▶ _Requirements_: Reproduce all of the listing below without alteration.

►

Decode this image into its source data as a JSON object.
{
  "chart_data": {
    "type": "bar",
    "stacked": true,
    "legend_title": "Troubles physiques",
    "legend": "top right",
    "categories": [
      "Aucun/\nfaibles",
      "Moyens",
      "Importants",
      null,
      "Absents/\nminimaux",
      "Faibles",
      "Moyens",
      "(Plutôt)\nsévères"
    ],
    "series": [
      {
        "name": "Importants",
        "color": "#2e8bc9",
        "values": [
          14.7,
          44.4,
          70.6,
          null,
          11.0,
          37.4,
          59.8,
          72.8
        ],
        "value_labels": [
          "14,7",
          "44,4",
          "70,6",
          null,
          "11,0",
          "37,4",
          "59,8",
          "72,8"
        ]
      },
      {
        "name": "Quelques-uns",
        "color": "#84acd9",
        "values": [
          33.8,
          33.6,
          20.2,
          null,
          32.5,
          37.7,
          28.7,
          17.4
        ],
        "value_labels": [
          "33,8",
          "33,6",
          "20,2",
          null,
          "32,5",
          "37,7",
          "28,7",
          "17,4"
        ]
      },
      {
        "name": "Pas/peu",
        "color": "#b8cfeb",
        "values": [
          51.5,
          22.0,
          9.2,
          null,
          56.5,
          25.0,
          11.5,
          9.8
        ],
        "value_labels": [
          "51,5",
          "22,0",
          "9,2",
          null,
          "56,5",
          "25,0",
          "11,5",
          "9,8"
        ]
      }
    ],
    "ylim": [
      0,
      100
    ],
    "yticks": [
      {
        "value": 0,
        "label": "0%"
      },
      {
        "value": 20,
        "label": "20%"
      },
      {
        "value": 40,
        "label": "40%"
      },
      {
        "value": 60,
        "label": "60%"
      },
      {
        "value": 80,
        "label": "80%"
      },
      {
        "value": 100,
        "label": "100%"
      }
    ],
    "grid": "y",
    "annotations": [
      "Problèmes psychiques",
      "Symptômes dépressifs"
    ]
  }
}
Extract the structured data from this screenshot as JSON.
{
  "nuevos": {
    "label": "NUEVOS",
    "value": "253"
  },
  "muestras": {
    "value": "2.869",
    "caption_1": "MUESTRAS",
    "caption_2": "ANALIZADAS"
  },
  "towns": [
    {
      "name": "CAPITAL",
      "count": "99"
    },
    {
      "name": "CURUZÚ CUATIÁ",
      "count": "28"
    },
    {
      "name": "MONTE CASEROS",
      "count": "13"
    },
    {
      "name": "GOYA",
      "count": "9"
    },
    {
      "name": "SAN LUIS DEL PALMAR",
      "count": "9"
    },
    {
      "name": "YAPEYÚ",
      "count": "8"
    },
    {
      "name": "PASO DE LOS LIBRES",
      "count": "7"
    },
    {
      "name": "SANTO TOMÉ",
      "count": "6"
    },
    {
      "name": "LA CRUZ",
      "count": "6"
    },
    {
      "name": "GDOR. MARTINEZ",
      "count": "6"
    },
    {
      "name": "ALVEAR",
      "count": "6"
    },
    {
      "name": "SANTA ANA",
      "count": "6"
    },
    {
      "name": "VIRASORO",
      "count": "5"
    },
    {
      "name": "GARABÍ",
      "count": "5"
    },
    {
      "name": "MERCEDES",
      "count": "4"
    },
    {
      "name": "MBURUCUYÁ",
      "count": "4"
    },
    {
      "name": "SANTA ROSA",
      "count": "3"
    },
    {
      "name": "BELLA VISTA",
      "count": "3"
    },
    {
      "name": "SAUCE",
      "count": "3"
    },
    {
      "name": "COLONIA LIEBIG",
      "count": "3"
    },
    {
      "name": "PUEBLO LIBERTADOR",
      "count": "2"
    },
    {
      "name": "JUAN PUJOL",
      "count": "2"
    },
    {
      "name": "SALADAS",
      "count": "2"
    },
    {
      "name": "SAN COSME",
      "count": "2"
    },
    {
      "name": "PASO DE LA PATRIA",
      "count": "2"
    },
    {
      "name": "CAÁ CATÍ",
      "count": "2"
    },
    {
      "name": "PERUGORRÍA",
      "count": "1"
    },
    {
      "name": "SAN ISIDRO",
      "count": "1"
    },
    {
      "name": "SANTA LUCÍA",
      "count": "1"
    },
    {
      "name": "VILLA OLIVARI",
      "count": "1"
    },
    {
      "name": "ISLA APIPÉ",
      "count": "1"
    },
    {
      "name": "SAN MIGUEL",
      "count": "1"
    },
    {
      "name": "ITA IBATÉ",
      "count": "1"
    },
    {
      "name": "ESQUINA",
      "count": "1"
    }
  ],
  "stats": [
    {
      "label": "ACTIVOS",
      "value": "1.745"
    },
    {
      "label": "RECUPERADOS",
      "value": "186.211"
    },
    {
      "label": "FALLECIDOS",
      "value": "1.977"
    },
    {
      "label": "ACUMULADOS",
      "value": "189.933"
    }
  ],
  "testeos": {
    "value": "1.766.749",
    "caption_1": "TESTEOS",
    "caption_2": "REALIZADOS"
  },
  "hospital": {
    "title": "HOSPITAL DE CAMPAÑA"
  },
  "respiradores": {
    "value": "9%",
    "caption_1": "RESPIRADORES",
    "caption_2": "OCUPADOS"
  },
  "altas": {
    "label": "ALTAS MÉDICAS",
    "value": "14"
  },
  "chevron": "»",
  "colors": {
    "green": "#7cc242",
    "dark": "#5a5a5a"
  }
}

◄

▶ _Response below_:
Decode this image into its source data as a JSON object.
{
  "chart_data": {
    "type": "bar",
    "stacked": true,
    "legend_title": "Troubles physiques",
    "legend": "top right",
    "categories": [
      "Aucun/\nfaibles",
      "Moyens",
      "Importants",
      null,
      "Absents/\nminimaux",
      "Faibles",
      "Moyens",
      "(Plutôt)\nsévères"
    ],
    "series": [
      {
        "name": "Importants",
        "color": "#2e8bc9",
        "values": [
          14.7,
          44.4,
          70.6,
          null,
          11.0,
          37.4,
          59.8,
          72.8
        ],
        "value_labels": [
          "14,7",
          "44,4",
          "70,6",
          null,
          "11,0",
          "37,4",
          "59,8",
          "72,8"
        ]
      },
      {
        "name": "Quelques-uns",
        "color": "#84acd9",
        "values": [
          33.8,
          33.6,
          20.2,
          null,
          32.5,
          37.7,
          28.7,
          17.4
        ],
        "value_labels": [
          "33,8",
          "33,6",
          "20,2",
          null,
          "32,5",
          "37,7",
          "28,7",
          "17,4"
        ]
      },
      {
        "name": "Pas/peu",
        "color": "#b8cfeb",
        "values": [
          51.5,
          22.0,
          9.2,
          null,
          56.5,
          25.0,
          11.5,
          9.8
        ],
        "value_labels": [
          "51,5",
          "22,0",
          "9,2",
          null,
          "56,5",
          "25,0",
          "11,5",
          "9,8"
        ]
      }
    ],
    "ylim": [
      0,
      100
    ],
    "yticks": [
      {
        "value": 0,
        "label": "0%"
      },
      {
        "value": 20,
        "label": "20%"
      },
      {
        "value": 40,
        "label": "40%"
      },
      {
        "value": 60,
        "label": "60%"
      },
      {
        "value": 80,
        "label": "80%"
      },
      {
        "value": 100,
        "label": "100%"
      }
    ],
    "grid": "y",
    "annotations": [
      "Problèmes psychiques",
      "Symptômes dépressifs"
    ]
  }
}
Extract the structured data from this screenshot as JSON.
{
  "nuevos": {
    "label": "NUEVOS",
    "value": "253"
  },
  "muestras": {
    "value": "2.869",
    "caption_1": "MUESTRAS",
    "caption_2": "ANALIZADAS"
  },
  "towns": [
    {
      "name": "CAPITAL",
      "count": "99"
    },
    {
      "name": "CURUZÚ CUATIÁ",
      "count": "28"
    },
    {
      "name": "MONTE CASEROS",
      "count": "13"
    },
    {
      "name": "GOYA",
      "count": "9"
    },
    {
      "name": "SAN LUIS DEL PALMAR",
      "count": "9"
    },
    {
      "name": "YAPEYÚ",
      "count": "8"
    },
    {
      "name": "PASO DE LOS LIBRES",
      "count": "7"
    },
    {
      "name": "SANTO TOMÉ",
      "count": "6"
    },
    {
      "name": "LA CRUZ",
      "count": "6"
    },
    {
      "name": "GDOR. MARTINEZ",
      "count": "6"
    },
    {
      "name": "ALVEAR",
      "count": "6"
    },
    {
      "name": "SANTA ANA",
      "count": "6"
    },
    {
      "name": "VIRASORO",
      "count": "5"
    },
    {
      "name": "GARABÍ",
      "count": "5"
    },
    {
      "name": "MERCEDES",
      "count": "4"
    },
    {
      "name": "MBURUCUYÁ",
      "count": "4"
    },
    {
      "name": "SANTA ROSA",
      "count": "3"
    },
    {
      "name": "BELLA VISTA",
      "count": "3"
    },
    {
      "name": "SAUCE",
      "count": "3"
    },
    {
      "name": "COLONIA LIEBIG",
      "count": "3"
    },
    {
      "name": "PUEBLO LIBERTADOR",
      "count": "2"
    },
    {
      "name": "JUAN PUJOL",
      "count": "2"
    },
    {
      "name": "SALADAS",
      "count": "2"
    },
    {
      "name": "SAN COSME",
      "count": "2"
    },
    {
      "name": "PASO DE LA PATRIA",
      "count": "2"
    },
    {
      "name": "CAÁ CATÍ",
      "count": "2"
    },
    {
      "name": "PERUGORRÍA",
      "count": "1"
    },
    {
      "name": "SAN ISIDRO",
      "count": "1"
    },
    {
      "name": "SANTA LUCÍA",
      "count": "1"
    },
    {
      "name": "VILLA OLIVARI",
      "count": "1"
    },
    {
      "name": "ISLA APIPÉ",
      "count": "1"
    },
    {
      "name": "SAN MIGUEL",
      "count": "1"
    },
    {
      "name": "ITA IBATÉ",
      "count": "1"
    },
    {
      "name": "ESQUINA",
      "count": "1"
    }
  ],
  "stats": [
    {
      "label": "ACTIVOS",
      "value": "1.745"
    },
    {
      "label": "RECUPERADOS",
      "value": "186.211"
    },
    {
      "label": "FALLECIDOS",
      "value": "1.977"
    },
    {
      "label": "ACUMULADOS",
      "value": "189.933"
    }
  ],
  "testeos": {
    "value": "1.766.749",
    "caption_1": "TESTEOS",
    "caption_2": "REALIZADOS"
  },
  "hospital": {
    "title": "HOSPITAL DE CAMPAÑA"
  },
  "respiradores": {
    "value": "9%",
    "caption_1": "RESPIRADORES",
    "caption_2": "OCUPADOS"
  },
  "altas": {
    "label": "ALTAS MÉDICAS",
    "value": "14"
  },
  "chevron": "»",
  "colors": {
    "green": "#7cc242",
    "dark": "#5a5a5a"
  }
}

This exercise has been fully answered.